======== TASK DATA ========
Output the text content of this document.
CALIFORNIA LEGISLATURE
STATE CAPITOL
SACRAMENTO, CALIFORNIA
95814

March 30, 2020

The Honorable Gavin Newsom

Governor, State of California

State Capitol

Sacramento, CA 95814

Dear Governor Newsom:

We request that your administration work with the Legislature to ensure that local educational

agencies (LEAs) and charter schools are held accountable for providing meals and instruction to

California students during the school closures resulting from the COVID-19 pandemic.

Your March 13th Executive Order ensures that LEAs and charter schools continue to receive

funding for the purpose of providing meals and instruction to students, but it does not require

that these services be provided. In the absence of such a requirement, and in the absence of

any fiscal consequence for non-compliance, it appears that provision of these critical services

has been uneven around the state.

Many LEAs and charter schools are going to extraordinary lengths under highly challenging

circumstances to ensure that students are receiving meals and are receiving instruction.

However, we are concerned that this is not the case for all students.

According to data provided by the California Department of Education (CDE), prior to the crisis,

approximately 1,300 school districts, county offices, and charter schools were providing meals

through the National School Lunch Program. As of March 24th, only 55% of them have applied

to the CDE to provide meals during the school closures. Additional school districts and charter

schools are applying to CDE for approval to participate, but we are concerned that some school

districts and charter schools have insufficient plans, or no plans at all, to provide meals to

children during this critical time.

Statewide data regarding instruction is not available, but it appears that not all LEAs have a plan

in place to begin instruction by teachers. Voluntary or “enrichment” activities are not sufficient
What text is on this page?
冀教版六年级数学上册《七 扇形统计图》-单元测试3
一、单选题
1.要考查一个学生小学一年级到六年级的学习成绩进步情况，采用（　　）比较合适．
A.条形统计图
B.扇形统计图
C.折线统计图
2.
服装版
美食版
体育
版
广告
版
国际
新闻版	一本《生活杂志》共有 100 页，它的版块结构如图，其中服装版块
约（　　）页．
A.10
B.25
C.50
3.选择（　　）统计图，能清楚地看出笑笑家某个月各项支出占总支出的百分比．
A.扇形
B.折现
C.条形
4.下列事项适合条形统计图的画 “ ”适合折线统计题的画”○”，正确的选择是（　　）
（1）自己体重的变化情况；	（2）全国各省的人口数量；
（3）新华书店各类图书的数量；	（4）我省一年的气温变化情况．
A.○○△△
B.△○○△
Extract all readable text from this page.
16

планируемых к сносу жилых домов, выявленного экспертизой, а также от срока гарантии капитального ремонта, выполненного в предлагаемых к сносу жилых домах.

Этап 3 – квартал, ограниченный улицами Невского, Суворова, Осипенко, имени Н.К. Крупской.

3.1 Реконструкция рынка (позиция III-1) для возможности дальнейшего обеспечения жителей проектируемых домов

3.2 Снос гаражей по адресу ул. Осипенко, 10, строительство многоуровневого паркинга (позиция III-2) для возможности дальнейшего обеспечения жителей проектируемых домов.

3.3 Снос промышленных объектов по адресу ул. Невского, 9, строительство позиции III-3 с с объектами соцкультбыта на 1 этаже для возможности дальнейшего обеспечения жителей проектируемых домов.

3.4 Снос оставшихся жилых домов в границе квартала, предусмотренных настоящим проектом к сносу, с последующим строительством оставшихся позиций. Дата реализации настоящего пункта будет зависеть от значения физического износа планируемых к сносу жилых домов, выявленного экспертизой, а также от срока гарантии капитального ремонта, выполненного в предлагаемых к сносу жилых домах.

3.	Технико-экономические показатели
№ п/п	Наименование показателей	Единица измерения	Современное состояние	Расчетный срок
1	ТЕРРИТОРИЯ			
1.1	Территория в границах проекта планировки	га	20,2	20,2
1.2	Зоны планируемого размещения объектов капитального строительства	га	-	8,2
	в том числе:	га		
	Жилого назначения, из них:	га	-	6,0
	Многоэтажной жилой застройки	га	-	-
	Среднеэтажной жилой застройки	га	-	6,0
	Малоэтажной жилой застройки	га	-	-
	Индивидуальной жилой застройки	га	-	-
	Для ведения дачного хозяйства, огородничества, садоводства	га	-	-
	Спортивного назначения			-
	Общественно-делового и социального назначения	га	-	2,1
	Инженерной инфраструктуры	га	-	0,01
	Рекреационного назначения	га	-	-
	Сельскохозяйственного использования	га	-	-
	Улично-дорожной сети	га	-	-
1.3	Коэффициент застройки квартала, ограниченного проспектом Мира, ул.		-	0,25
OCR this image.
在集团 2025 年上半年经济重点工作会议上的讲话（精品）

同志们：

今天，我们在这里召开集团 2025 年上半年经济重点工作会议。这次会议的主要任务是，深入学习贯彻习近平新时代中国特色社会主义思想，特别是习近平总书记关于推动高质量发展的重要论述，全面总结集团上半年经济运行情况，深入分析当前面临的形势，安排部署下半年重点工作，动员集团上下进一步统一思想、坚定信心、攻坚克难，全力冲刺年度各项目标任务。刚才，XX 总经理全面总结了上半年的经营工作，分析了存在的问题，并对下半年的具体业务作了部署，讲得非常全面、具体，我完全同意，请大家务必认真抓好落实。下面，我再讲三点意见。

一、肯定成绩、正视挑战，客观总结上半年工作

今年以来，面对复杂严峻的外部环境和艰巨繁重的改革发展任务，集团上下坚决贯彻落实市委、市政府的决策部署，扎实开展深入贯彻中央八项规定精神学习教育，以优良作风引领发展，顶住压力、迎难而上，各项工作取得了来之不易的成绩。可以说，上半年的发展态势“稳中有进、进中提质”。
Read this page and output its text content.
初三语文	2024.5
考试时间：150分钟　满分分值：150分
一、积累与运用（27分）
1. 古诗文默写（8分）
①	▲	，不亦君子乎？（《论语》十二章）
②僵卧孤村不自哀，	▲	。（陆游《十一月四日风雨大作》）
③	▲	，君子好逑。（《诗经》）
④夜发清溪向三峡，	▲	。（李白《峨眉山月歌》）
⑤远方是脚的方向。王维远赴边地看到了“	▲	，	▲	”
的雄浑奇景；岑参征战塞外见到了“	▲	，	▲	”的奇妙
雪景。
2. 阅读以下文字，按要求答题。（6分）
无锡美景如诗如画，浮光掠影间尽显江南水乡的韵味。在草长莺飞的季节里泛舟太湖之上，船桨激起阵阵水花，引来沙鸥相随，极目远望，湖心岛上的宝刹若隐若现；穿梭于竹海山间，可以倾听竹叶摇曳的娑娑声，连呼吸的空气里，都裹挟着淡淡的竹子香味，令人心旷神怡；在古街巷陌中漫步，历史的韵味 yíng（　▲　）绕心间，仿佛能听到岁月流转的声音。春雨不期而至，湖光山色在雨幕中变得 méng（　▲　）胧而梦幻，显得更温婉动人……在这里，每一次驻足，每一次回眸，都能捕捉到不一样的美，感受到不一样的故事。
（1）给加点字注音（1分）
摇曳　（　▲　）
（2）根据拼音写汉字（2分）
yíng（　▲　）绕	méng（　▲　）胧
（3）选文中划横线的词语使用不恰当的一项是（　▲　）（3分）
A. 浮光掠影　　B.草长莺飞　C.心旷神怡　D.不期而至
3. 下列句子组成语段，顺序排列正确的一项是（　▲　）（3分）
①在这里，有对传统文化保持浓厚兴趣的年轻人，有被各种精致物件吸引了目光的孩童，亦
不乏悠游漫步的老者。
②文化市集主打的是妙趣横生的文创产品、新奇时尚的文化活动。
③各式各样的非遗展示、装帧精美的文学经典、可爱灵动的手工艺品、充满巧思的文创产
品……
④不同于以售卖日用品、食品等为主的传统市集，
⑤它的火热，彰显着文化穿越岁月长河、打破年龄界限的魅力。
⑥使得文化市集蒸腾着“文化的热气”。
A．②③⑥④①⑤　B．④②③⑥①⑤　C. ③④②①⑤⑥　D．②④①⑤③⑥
========
DIRECTIVE: Tell how many lines in the material contain the word "yíng". Only the number is wanted.

SOLUTION FOR THIS TASK: 2